╭─ Supplied information
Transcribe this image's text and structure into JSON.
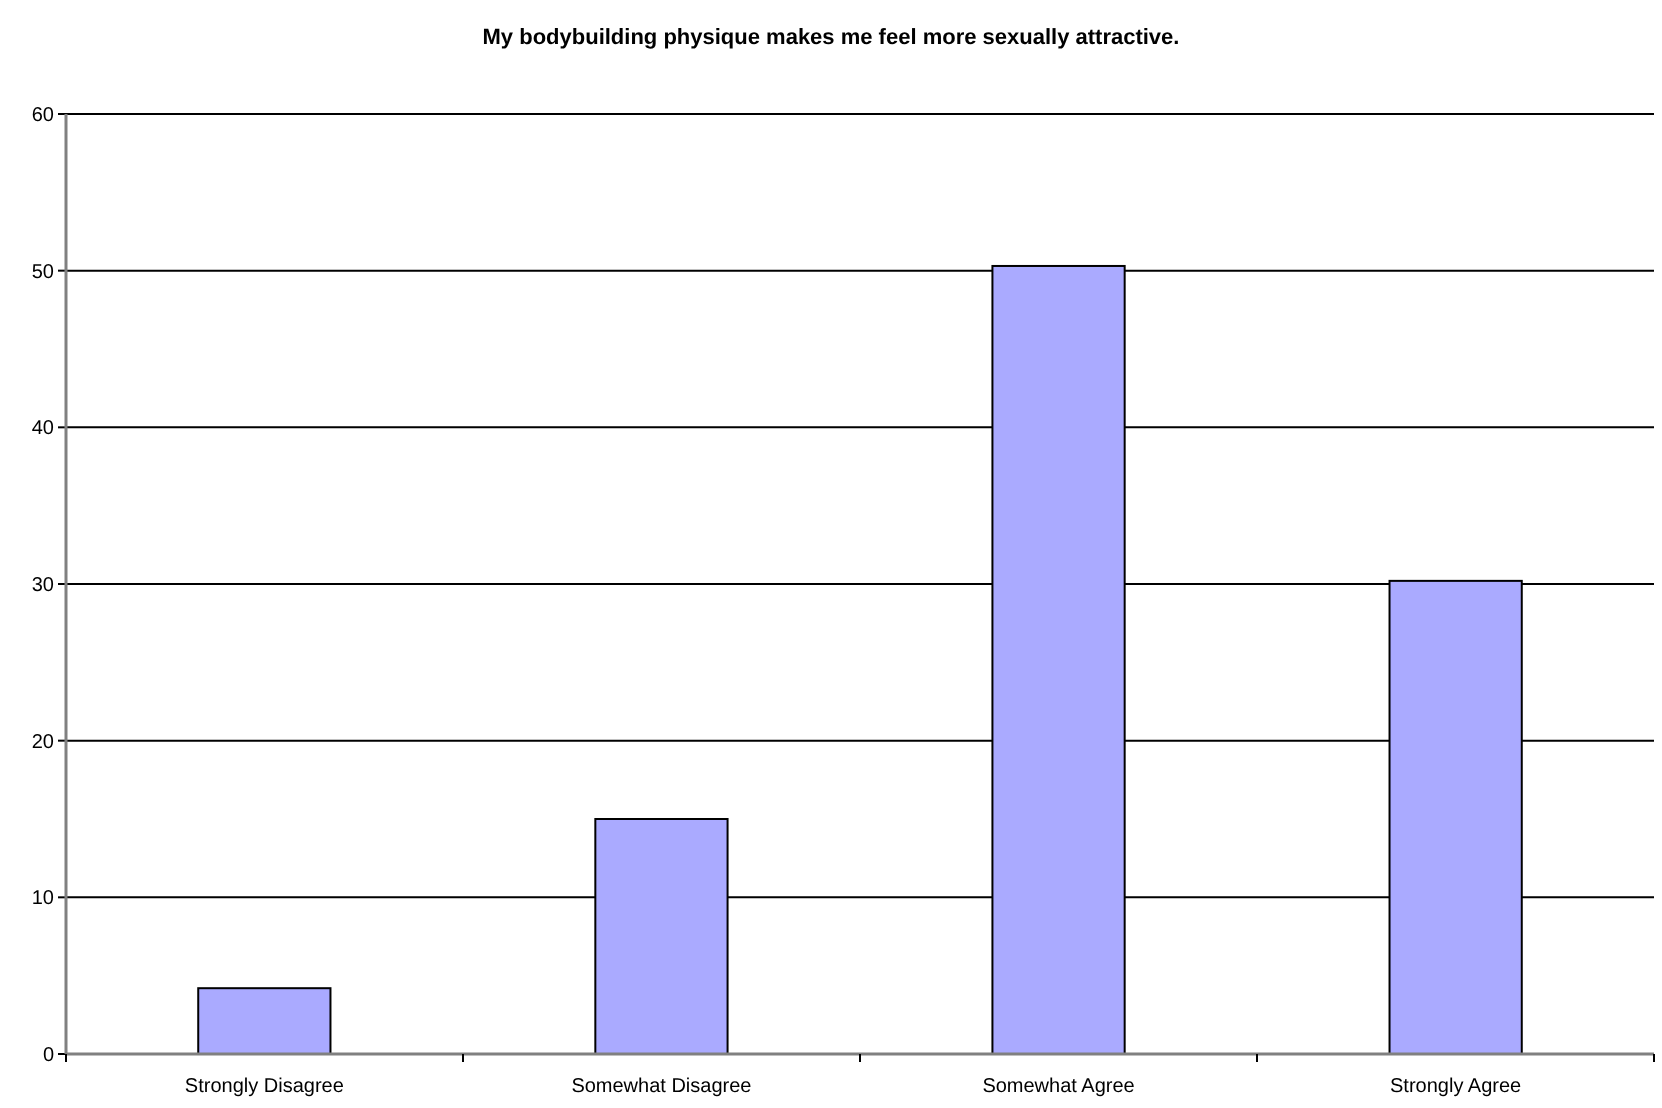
{
  "chart_data": {
    "type": "bar",
    "title": "My bodybuilding physique makes me feel more sexually attractive.",
    "categories": [
      "Strongly Disagree",
      "Somewhat Disagree",
      "Somewhat Agree",
      "Strongly Agree"
    ],
    "values": [
      4.2,
      15,
      50.3,
      30.2
    ],
    "color": "#aaaaff",
    "ylim": [
      0,
      60
    ],
    "yticks": [
      0,
      10,
      20,
      30,
      40,
      50,
      60
    ],
    "grid": "y"
  }
}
╰─
Copy every entry word for word, but omit the pictures.

Transcribe this image's text and structure into JSON.
{
  "chart_data": {
    "type": "bar",
    "title": "My bodybuilding physique makes me feel more sexually attractive.",
    "categories": [
      "Strongly Disagree",
      "Somewhat Disagree",
      "Somewhat Agree",
      "Strongly Agree"
    ],
    "values": [
      4.2,
      15,
      50.3,
      30.2
    ],
    "color": "#aaaaff",
    "ylim": [
      0,
      60
    ],
    "yticks": [
      0,
      10,
      20,
      30,
      40,
      50,
      60
    ],
    "grid": "y"
  }
}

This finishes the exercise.